-- Begin --

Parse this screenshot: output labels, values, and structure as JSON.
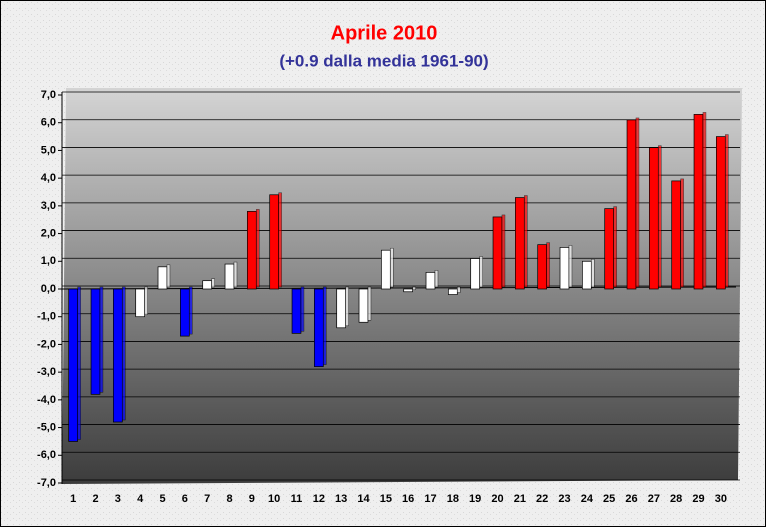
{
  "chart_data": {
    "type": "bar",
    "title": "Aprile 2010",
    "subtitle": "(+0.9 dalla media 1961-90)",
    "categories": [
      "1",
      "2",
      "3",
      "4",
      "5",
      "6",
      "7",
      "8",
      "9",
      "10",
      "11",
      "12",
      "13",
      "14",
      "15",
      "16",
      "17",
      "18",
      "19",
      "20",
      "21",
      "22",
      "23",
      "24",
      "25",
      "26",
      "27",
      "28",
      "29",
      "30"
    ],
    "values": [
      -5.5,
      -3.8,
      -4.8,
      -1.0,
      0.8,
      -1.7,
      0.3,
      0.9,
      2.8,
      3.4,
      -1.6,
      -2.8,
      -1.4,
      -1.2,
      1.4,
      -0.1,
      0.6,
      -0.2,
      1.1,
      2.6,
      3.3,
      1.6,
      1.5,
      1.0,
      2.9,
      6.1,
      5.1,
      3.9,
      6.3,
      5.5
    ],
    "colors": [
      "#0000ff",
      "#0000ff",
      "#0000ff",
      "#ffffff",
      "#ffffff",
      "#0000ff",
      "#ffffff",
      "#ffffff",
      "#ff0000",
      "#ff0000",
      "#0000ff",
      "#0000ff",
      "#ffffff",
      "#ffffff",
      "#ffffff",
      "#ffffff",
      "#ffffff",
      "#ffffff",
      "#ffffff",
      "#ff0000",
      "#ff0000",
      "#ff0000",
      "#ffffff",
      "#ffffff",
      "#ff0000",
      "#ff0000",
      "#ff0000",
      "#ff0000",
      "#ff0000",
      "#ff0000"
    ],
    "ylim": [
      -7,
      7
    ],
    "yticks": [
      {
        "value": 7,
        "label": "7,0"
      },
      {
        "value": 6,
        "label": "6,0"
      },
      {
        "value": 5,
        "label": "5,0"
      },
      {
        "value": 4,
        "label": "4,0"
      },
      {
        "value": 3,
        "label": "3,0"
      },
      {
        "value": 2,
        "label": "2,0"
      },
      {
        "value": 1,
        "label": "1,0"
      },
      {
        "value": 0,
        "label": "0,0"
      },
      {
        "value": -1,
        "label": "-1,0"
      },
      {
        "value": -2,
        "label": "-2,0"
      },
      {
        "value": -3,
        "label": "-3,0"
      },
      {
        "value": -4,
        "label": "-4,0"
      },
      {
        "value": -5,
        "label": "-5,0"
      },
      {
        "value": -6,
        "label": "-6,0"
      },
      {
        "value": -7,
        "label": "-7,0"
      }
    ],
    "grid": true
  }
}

-- End --

### What to produce
Give every record again exactly, apart from the pictures, which stay out.

### Output of the exercise
Parse this screenshot: output labels, values, and structure as JSON.
{
  "chart_data": {
    "type": "bar",
    "title": "Aprile 2010",
    "subtitle": "(+0.9 dalla media 1961-90)",
    "categories": [
      "1",
      "2",
      "3",
      "4",
      "5",
      "6",
      "7",
      "8",
      "9",
      "10",
      "11",
      "12",
      "13",
      "14",
      "15",
      "16",
      "17",
      "18",
      "19",
      "20",
      "21",
      "22",
      "23",
      "24",
      "25",
      "26",
      "27",
      "28",
      "29",
      "30"
    ],
    "values": [
      -5.5,
      -3.8,
      -4.8,
      -1.0,
      0.8,
      -1.7,
      0.3,
      0.9,
      2.8,
      3.4,
      -1.6,
      -2.8,
      -1.4,
      -1.2,
      1.4,
      -0.1,
      0.6,
      -0.2,
      1.1,
      2.6,
      3.3,
      1.6,
      1.5,
      1.0,
      2.9,
      6.1,
      5.1,
      3.9,
      6.3,
      5.5
    ],
    "colors": [
      "#0000ff",
      "#0000ff",
      "#0000ff",
      "#ffffff",
      "#ffffff",
      "#0000ff",
      "#ffffff",
      "#ffffff",
      "#ff0000",
      "#ff0000",
      "#0000ff",
      "#0000ff",
      "#ffffff",
      "#ffffff",
      "#ffffff",
      "#ffffff",
      "#ffffff",
      "#ffffff",
      "#ffffff",
      "#ff0000",
      "#ff0000",
      "#ff0000",
      "#ffffff",
      "#ffffff",
      "#ff0000",
      "#ff0000",
      "#ff0000",
      "#ff0000",
      "#ff0000",
      "#ff0000"
    ],
    "ylim": [
      -7,
      7
    ],
    "yticks": [
      {
        "value": 7,
        "label": "7,0"
      },
      {
        "value": 6,
        "label": "6,0"
      },
      {
        "value": 5,
        "label": "5,0"
      },
      {
        "value": 4,
        "label": "4,0"
      },
      {
        "value": 3,
        "label": "3,0"
      },
      {
        "value": 2,
        "label": "2,0"
      },
      {
        "value": 1,
        "label": "1,0"
      },
      {
        "value": 0,
        "label": "0,0"
      },
      {
        "value": -1,
        "label": "-1,0"
      },
      {
        "value": -2,
        "label": "-2,0"
      },
      {
        "value": -3,
        "label": "-3,0"
      },
      {
        "value": -4,
        "label": "-4,0"
      },
      {
        "value": -5,
        "label": "-5,0"
      },
      {
        "value": -6,
        "label": "-6,0"
      },
      {
        "value": -7,
        "label": "-7,0"
      }
    ],
    "grid": true
  }
}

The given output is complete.